## AIM
Print every line of the records below, word for word and without changes.

Element box records:
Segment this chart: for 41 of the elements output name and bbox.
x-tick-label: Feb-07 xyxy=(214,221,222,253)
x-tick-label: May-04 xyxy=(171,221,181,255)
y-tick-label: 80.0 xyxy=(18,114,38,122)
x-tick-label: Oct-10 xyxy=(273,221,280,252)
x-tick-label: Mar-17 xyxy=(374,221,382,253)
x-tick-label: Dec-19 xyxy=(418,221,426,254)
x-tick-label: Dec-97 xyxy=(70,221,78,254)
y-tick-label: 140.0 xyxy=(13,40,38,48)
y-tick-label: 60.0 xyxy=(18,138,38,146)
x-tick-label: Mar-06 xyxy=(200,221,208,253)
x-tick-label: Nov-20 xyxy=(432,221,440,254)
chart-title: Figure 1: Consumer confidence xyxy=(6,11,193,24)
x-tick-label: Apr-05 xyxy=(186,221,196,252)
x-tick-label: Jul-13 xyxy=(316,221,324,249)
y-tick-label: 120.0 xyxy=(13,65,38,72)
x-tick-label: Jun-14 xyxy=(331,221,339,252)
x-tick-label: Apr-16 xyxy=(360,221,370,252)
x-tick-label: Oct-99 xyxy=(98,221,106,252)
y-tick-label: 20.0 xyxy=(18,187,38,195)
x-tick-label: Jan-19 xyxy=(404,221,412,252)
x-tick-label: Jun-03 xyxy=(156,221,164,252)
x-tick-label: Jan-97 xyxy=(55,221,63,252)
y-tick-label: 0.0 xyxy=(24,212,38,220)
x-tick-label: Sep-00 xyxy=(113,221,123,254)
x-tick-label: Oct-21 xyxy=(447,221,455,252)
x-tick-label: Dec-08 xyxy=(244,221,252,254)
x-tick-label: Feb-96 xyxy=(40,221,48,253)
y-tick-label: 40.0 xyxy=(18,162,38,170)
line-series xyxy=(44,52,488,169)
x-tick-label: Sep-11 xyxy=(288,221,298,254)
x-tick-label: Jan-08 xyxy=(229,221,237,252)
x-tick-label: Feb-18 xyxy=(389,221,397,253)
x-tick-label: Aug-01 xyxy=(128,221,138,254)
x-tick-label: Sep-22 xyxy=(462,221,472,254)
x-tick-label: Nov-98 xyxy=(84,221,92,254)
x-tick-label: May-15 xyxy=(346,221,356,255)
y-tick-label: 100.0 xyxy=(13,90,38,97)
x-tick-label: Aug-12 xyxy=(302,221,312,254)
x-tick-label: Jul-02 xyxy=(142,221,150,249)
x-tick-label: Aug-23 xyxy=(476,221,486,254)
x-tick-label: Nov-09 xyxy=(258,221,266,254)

## COMPLETED EXERCISE
Segment this chart: for 41 of the elements output name and bbox.
x-tick-label: Feb-07 xyxy=(214,221,222,253)
x-tick-label: May-04 xyxy=(171,221,181,255)
y-tick-label: 80.0 xyxy=(18,114,38,122)
x-tick-label: Oct-10 xyxy=(273,221,280,252)
x-tick-label: Mar-17 xyxy=(374,221,382,253)
x-tick-label: Dec-19 xyxy=(418,221,426,254)
x-tick-label: Dec-97 xyxy=(70,221,78,254)
y-tick-label: 140.0 xyxy=(13,40,38,48)
y-tick-label: 60.0 xyxy=(18,138,38,146)
x-tick-label: Mar-06 xyxy=(200,221,208,253)
x-tick-label: Nov-20 xyxy=(432,221,440,254)
chart-title: Figure 1: Consumer confidence xyxy=(6,11,193,24)
x-tick-label: Apr-05 xyxy=(186,221,196,252)
x-tick-label: Jul-13 xyxy=(316,221,324,249)
y-tick-label: 120.0 xyxy=(13,65,38,72)
x-tick-label: Jun-14 xyxy=(331,221,339,252)
x-tick-label: Apr-16 xyxy=(360,221,370,252)
x-tick-label: Oct-99 xyxy=(98,221,106,252)
y-tick-label: 20.0 xyxy=(18,187,38,195)
x-tick-label: Jan-19 xyxy=(404,221,412,252)
x-tick-label: Jun-03 xyxy=(156,221,164,252)
x-tick-label: Jan-97 xyxy=(55,221,63,252)
y-tick-label: 0.0 xyxy=(24,212,38,220)
x-tick-label: Sep-00 xyxy=(113,221,123,254)
x-tick-label: Oct-21 xyxy=(447,221,455,252)
x-tick-label: Dec-08 xyxy=(244,221,252,254)
x-tick-label: Feb-96 xyxy=(40,221,48,253)
y-tick-label: 40.0 xyxy=(18,162,38,170)
line-series xyxy=(44,52,488,169)
x-tick-label: Sep-11 xyxy=(288,221,298,254)
x-tick-label: Jan-08 xyxy=(229,221,237,252)
x-tick-label: Feb-18 xyxy=(389,221,397,253)
x-tick-label: Aug-01 xyxy=(128,221,138,254)
x-tick-label: Sep-22 xyxy=(462,221,472,254)
x-tick-label: Nov-98 xyxy=(84,221,92,254)
x-tick-label: May-15 xyxy=(346,221,356,255)
y-tick-label: 100.0 xyxy=(13,90,38,97)
x-tick-label: Aug-12 xyxy=(302,221,312,254)
x-tick-label: Jul-02 xyxy=(142,221,150,249)
x-tick-label: Aug-23 xyxy=(476,221,486,254)
x-tick-label: Nov-09 xyxy=(258,221,266,254)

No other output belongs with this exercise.